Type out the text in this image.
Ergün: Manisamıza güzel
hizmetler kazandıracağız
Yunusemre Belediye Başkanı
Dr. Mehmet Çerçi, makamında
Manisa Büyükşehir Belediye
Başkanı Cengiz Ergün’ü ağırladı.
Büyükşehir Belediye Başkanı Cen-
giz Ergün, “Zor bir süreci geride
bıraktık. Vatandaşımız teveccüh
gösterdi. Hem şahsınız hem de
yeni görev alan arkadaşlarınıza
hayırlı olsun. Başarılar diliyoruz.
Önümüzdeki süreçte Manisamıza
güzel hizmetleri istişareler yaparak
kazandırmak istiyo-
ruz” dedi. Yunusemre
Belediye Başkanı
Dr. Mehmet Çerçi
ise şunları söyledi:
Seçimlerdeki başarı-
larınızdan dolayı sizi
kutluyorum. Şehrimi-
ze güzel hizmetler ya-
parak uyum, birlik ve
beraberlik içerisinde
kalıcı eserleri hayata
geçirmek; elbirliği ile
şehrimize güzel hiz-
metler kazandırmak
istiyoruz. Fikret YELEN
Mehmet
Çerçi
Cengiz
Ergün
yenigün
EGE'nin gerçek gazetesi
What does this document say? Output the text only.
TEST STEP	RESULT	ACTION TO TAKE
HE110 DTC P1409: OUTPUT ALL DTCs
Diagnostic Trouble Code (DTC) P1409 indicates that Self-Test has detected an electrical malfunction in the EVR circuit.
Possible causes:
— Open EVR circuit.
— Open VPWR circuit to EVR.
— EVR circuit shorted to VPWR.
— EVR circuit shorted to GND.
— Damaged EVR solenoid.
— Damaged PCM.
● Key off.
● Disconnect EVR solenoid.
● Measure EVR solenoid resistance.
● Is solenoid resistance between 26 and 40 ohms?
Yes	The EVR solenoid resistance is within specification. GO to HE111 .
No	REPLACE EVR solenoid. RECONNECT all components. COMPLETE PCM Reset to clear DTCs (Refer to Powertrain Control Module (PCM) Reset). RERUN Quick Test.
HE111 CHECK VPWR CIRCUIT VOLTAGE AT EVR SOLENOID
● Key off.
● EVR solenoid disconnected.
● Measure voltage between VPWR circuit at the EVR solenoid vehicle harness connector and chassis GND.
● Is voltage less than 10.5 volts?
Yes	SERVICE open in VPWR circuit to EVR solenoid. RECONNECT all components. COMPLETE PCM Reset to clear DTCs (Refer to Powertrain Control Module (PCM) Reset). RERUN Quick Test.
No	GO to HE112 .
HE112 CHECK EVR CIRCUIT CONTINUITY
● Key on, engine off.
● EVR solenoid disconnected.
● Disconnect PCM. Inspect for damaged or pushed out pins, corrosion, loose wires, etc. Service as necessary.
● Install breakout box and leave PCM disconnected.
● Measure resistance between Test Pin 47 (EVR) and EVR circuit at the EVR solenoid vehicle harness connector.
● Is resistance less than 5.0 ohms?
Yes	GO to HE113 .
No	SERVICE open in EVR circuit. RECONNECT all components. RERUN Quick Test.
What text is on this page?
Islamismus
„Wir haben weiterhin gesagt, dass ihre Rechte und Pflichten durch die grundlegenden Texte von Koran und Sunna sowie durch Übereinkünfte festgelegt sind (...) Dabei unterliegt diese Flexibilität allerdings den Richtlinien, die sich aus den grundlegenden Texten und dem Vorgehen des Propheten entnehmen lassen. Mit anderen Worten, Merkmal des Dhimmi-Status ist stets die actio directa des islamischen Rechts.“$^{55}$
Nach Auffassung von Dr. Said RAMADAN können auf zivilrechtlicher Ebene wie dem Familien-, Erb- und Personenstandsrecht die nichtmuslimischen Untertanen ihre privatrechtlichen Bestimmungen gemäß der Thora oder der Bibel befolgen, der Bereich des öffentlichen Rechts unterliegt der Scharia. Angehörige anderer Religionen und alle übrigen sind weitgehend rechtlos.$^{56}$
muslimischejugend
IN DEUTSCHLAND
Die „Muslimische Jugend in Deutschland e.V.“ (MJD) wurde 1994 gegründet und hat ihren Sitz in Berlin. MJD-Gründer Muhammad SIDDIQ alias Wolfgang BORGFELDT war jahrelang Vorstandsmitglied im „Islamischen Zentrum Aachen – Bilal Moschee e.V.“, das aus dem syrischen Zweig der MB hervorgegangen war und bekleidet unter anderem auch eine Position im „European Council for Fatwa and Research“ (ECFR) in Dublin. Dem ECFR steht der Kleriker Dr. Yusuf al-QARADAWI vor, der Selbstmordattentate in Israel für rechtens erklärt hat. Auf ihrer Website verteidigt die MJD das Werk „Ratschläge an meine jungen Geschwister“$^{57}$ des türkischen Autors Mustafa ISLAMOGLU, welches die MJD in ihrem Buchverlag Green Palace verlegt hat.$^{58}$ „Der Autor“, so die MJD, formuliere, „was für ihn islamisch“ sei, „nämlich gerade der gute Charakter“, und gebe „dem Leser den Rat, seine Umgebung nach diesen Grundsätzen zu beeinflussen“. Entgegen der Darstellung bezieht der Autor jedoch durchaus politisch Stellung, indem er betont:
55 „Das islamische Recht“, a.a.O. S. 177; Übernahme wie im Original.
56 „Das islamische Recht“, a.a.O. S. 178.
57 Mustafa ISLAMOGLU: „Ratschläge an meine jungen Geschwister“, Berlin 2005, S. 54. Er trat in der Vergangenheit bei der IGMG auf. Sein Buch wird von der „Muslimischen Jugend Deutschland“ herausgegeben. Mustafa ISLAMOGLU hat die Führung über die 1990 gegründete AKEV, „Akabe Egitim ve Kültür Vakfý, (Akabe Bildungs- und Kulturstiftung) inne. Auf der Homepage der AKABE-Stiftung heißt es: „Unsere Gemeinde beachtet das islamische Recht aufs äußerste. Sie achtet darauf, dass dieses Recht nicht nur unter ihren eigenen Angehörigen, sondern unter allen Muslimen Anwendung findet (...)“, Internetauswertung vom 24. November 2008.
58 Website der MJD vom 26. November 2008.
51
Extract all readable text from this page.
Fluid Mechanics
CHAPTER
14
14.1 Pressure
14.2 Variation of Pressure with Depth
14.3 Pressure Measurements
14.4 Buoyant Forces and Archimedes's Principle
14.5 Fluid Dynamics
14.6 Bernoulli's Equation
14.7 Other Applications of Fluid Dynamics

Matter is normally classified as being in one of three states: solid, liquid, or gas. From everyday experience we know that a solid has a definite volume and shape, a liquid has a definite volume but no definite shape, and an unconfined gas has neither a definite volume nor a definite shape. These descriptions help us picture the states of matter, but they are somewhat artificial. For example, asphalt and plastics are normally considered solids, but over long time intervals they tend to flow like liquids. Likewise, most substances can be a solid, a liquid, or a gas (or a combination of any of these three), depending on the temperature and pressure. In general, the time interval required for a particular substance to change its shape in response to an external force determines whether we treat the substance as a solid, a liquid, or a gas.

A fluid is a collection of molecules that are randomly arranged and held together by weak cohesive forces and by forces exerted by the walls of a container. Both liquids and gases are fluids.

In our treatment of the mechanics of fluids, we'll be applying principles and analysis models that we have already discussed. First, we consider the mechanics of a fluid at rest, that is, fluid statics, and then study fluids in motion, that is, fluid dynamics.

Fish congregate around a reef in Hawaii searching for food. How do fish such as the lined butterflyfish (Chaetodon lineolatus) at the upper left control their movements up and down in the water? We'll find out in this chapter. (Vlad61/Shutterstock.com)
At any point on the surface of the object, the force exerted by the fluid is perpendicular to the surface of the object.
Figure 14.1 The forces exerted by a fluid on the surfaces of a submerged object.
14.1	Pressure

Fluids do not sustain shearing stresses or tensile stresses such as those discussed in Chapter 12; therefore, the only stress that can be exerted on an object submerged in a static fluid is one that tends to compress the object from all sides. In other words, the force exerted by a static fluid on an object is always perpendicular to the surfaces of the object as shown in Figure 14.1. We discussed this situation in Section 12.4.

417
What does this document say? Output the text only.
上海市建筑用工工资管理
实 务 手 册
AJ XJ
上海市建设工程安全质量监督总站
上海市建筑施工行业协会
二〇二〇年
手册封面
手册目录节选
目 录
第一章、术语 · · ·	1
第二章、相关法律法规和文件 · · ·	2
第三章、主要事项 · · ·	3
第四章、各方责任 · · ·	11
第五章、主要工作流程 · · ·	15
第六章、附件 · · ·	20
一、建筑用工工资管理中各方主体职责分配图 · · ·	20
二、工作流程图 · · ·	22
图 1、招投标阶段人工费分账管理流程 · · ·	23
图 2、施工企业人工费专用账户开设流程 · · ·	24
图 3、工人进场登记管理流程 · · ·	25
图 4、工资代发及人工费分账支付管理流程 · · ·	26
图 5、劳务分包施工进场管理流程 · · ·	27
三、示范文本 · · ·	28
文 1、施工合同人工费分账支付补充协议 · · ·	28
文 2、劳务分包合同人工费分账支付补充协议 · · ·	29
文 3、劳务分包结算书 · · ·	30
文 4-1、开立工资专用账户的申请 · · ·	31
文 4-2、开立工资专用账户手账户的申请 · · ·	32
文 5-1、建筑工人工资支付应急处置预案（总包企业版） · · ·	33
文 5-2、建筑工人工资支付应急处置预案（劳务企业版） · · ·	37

• Required task
Considering only the records above, state the number of lines that include the word "Module", with nothing added.

• Correct output
2